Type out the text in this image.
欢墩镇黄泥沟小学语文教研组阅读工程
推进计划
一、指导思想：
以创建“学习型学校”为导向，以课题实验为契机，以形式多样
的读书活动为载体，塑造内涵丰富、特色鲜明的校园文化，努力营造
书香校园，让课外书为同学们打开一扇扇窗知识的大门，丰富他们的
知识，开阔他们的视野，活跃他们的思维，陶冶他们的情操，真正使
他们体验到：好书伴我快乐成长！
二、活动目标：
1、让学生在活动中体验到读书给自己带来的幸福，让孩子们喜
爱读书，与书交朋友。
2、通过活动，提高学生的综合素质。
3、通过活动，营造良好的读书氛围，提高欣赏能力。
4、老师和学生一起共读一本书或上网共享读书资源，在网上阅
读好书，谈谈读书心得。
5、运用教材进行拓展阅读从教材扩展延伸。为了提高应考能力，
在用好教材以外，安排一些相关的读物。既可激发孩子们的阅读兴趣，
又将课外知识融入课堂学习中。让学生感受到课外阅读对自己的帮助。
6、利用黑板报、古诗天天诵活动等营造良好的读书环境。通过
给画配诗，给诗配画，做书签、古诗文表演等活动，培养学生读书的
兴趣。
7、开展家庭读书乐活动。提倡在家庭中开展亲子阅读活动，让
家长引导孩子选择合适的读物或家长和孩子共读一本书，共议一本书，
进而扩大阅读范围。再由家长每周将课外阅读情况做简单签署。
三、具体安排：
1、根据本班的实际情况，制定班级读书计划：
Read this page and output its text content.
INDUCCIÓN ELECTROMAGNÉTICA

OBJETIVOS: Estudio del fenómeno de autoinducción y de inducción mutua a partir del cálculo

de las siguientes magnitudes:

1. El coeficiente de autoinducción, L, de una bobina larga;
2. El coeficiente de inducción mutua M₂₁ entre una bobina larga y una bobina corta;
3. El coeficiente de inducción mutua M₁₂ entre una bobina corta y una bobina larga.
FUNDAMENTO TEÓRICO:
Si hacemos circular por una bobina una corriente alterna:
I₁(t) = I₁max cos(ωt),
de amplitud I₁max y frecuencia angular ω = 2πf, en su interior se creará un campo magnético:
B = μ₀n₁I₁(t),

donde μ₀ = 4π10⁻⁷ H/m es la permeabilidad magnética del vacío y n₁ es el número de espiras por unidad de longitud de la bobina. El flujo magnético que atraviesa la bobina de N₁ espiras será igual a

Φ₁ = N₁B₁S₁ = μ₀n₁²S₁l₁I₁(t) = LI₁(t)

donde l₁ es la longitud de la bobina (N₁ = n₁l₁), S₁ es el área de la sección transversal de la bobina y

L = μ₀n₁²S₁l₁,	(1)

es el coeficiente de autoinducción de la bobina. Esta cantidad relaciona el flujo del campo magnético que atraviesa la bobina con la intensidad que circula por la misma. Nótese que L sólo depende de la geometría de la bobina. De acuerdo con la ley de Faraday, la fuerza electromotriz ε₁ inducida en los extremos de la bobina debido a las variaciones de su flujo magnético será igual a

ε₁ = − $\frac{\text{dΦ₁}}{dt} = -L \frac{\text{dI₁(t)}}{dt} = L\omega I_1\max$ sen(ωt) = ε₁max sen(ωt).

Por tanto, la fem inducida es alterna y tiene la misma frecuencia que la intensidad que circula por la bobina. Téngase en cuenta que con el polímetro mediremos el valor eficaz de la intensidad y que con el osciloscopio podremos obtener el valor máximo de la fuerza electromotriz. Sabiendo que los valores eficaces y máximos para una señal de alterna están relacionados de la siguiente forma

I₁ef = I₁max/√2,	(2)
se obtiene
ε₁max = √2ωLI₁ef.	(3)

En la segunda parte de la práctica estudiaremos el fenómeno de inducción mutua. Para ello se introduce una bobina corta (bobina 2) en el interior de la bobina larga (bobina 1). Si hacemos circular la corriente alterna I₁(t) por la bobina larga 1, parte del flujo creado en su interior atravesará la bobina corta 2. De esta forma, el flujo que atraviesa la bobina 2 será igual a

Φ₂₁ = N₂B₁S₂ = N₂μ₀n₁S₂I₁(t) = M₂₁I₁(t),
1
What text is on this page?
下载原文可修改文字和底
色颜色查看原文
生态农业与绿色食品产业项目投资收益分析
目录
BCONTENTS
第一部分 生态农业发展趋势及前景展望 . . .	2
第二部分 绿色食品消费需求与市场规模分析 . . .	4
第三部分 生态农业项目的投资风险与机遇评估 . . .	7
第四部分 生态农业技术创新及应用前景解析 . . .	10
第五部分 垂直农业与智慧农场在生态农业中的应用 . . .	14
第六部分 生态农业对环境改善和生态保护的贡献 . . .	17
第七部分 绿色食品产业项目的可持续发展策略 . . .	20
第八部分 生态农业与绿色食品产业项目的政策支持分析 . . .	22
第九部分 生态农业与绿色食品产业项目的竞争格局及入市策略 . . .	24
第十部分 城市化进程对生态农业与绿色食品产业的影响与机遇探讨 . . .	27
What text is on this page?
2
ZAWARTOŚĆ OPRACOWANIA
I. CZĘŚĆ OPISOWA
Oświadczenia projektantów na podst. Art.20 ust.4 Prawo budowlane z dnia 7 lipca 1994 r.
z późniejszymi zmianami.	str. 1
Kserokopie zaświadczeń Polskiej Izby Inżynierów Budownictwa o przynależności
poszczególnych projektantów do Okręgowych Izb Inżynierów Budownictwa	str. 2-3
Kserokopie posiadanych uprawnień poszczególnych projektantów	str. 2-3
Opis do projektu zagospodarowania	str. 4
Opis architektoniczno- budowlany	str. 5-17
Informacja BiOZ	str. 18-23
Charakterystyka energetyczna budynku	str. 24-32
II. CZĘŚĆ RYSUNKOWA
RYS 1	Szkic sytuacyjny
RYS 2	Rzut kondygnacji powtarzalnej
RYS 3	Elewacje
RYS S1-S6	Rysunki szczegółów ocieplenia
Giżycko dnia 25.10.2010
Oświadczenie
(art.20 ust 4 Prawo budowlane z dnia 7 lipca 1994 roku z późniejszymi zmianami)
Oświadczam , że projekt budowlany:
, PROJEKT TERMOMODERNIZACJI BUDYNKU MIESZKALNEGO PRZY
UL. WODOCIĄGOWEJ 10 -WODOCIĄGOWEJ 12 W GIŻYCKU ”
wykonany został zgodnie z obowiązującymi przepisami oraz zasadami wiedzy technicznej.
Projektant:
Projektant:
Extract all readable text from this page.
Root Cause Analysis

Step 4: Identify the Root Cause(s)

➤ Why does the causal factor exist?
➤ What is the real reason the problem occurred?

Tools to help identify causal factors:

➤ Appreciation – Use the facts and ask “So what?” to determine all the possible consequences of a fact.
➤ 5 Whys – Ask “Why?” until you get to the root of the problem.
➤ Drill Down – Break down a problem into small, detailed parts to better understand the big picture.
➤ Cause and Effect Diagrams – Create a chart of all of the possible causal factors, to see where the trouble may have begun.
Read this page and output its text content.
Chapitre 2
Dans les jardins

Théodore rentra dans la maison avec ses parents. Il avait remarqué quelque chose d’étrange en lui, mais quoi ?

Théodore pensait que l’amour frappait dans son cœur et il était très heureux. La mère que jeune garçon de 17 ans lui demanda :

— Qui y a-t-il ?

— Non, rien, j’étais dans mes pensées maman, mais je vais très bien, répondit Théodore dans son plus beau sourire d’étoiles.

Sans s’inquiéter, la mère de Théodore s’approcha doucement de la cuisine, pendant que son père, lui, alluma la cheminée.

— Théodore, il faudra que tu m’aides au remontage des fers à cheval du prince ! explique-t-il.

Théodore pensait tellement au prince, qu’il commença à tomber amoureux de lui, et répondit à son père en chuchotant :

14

Written task:
Repeat word for word every line from the one that holds "Extract all readable text from this page." to the end. Both ends count.

Result below:
Extract all readable text from this page.
Root Cause Analysis

Step 4: Identify the Root Cause(s)

➤ Why does the causal factor exist?
➤ What is the real reason the problem occurred?

Tools to help identify causal factors:

➤ Appreciation – Use the facts and ask “So what?” to determine all the possible consequences of a fact.
➤ 5 Whys – Ask “Why?” until you get to the root of the problem.
➤ Drill Down – Break down a problem into small, detailed parts to better understand the big picture.
➤ Cause and Effect Diagrams – Create a chart of all of the possible causal factors, to see where the trouble may have begun.
Read this page and output its text content.
Chapitre 2
Dans les jardins

Théodore rentra dans la maison avec ses parents. Il avait remarqué quelque chose d’étrange en lui, mais quoi ?

Théodore pensait que l’amour frappait dans son cœur et il était très heureux. La mère que jeune garçon de 17 ans lui demanda :

— Qui y a-t-il ?

— Non, rien, j’étais dans mes pensées maman, mais je vais très bien, répondit Théodore dans son plus beau sourire d’étoiles.

Sans s’inquiéter, la mère de Théodore s’approcha doucement de la cuisine, pendant que son père, lui, alluma la cheminée.

— Théodore, il faudra que tu m’aides au remontage des fers à cheval du prince ! explique-t-il.

Théodore pensait tellement au prince, qu’il commença à tomber amoureux de lui, et répondit à son père en chuchotant :

14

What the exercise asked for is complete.